— Start of MATERIAL SUPPLIED —

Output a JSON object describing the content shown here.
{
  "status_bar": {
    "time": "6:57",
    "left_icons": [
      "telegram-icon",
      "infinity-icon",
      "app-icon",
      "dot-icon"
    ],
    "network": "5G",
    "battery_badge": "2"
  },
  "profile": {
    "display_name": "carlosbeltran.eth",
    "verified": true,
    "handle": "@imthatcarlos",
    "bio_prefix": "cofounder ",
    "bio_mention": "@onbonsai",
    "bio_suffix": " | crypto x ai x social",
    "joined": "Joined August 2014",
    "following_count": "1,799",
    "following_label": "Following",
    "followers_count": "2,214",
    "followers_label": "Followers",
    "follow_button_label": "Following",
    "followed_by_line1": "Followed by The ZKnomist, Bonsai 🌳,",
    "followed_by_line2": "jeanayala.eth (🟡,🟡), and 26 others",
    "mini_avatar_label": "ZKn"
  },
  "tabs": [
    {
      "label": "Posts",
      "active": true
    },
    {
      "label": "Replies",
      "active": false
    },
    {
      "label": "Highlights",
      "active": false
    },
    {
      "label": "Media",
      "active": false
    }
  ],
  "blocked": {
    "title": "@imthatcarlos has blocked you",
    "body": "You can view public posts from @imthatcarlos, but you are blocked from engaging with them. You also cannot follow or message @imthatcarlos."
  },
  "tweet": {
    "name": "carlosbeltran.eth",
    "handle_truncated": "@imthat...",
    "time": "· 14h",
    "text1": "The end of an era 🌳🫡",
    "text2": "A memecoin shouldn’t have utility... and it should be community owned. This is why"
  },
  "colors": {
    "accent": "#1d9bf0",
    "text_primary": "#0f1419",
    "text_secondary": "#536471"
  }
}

— End of MATERIAL SUPPLIED —

Show the lines from the data above that contain the string "carlosbeltran".

    "display_name": "carlosbeltran.eth",
    "name": "carlosbeltran.eth",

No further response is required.